>>>

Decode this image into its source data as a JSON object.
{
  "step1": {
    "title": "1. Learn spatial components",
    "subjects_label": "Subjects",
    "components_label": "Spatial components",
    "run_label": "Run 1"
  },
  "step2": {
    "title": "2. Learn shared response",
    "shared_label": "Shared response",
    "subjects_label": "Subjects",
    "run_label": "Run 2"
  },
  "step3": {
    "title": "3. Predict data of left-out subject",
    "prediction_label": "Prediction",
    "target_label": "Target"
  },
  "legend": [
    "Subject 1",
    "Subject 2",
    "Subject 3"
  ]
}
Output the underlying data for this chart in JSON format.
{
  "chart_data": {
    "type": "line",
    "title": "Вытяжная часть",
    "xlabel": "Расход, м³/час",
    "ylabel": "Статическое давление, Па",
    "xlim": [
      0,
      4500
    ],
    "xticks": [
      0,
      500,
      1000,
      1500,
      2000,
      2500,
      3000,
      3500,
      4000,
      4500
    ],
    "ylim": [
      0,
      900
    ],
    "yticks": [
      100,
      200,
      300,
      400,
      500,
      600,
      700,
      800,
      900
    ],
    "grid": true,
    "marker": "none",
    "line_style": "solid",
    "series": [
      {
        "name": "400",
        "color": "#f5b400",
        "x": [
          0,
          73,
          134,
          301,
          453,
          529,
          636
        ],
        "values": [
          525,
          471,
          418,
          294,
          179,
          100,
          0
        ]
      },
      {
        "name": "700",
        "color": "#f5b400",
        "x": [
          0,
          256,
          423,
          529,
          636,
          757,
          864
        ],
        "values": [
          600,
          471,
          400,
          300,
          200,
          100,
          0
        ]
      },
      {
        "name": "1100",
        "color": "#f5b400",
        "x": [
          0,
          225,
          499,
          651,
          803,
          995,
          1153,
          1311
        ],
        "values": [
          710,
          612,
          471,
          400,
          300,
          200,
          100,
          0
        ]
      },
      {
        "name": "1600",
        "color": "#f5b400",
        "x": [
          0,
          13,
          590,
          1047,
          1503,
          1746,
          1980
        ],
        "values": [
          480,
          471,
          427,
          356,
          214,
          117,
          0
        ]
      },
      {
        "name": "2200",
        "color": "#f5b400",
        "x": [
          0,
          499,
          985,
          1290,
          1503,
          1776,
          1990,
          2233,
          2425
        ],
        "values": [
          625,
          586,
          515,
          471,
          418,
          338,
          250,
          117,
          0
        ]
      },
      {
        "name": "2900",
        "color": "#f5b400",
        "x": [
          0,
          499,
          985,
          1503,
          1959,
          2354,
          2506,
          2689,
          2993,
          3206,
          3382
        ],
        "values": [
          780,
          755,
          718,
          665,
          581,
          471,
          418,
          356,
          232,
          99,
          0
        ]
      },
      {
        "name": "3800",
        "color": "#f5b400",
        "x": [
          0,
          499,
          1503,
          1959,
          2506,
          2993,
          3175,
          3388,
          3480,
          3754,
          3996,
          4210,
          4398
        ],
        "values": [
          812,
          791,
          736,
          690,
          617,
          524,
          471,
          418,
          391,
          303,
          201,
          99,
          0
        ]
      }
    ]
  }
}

<<<

### The request
All entries must be repeated verbatim.

### Response to the exercise
Decode this image into its source data as a JSON object.
{
  "step1": {
    "title": "1. Learn spatial components",
    "subjects_label": "Subjects",
    "components_label": "Spatial components",
    "run_label": "Run 1"
  },
  "step2": {
    "title": "2. Learn shared response",
    "shared_label": "Shared response",
    "subjects_label": "Subjects",
    "run_label": "Run 2"
  },
  "step3": {
    "title": "3. Predict data of left-out subject",
    "prediction_label": "Prediction",
    "target_label": "Target"
  },
  "legend": [
    "Subject 1",
    "Subject 2",
    "Subject 3"
  ]
}
Output the underlying data for this chart in JSON format.
{
  "chart_data": {
    "type": "line",
    "title": "Вытяжная часть",
    "xlabel": "Расход, м³/час",
    "ylabel": "Статическое давление, Па",
    "xlim": [
      0,
      4500
    ],
    "xticks": [
      0,
      500,
      1000,
      1500,
      2000,
      2500,
      3000,
      3500,
      4000,
      4500
    ],
    "ylim": [
      0,
      900
    ],
    "yticks": [
      100,
      200,
      300,
      400,
      500,
      600,
      700,
      800,
      900
    ],
    "grid": true,
    "marker": "none",
    "line_style": "solid",
    "series": [
      {
        "name": "400",
        "color": "#f5b400",
        "x": [
          0,
          73,
          134,
          301,
          453,
          529,
          636
        ],
        "values": [
          525,
          471,
          418,
          294,
          179,
          100,
          0
        ]
      },
      {
        "name": "700",
        "color": "#f5b400",
        "x": [
          0,
          256,
          423,
          529,
          636,
          757,
          864
        ],
        "values": [
          600,
          471,
          400,
          300,
          200,
          100,
          0
        ]
      },
      {
        "name": "1100",
        "color": "#f5b400",
        "x": [
          0,
          225,
          499,
          651,
          803,
          995,
          1153,
          1311
        ],
        "values": [
          710,
          612,
          471,
          400,
          300,
          200,
          100,
          0
        ]
      },
      {
        "name": "1600",
        "color": "#f5b400",
        "x": [
          0,
          13,
          590,
          1047,
          1503,
          1746,
          1980
        ],
        "values": [
          480,
          471,
          427,
          356,
          214,
          117,
          0
        ]
      },
      {
        "name": "2200",
        "color": "#f5b400",
        "x": [
          0,
          499,
          985,
          1290,
          1503,
          1776,
          1990,
          2233,
          2425
        ],
        "values": [
          625,
          586,
          515,
          471,
          418,
          338,
          250,
          117,
          0
        ]
      },
      {
        "name": "2900",
        "color": "#f5b400",
        "x": [
          0,
          499,
          985,
          1503,
          1959,
          2354,
          2506,
          2689,
          2993,
          3206,
          3382
        ],
        "values": [
          780,
          755,
          718,
          665,
          581,
          471,
          418,
          356,
          232,
          99,
          0
        ]
      },
      {
        "name": "3800",
        "color": "#f5b400",
        "x": [
          0,
          499,
          1503,
          1959,
          2506,
          2993,
          3175,
          3388,
          3480,
          3754,
          3996,
          4210,
          4398
        ],
        "values": [
          812,
          791,
          736,
          690,
          617,
          524,
          471,
          418,
          391,
          303,
          201,
          99,
          0
        ]
      }
    ]
  }
}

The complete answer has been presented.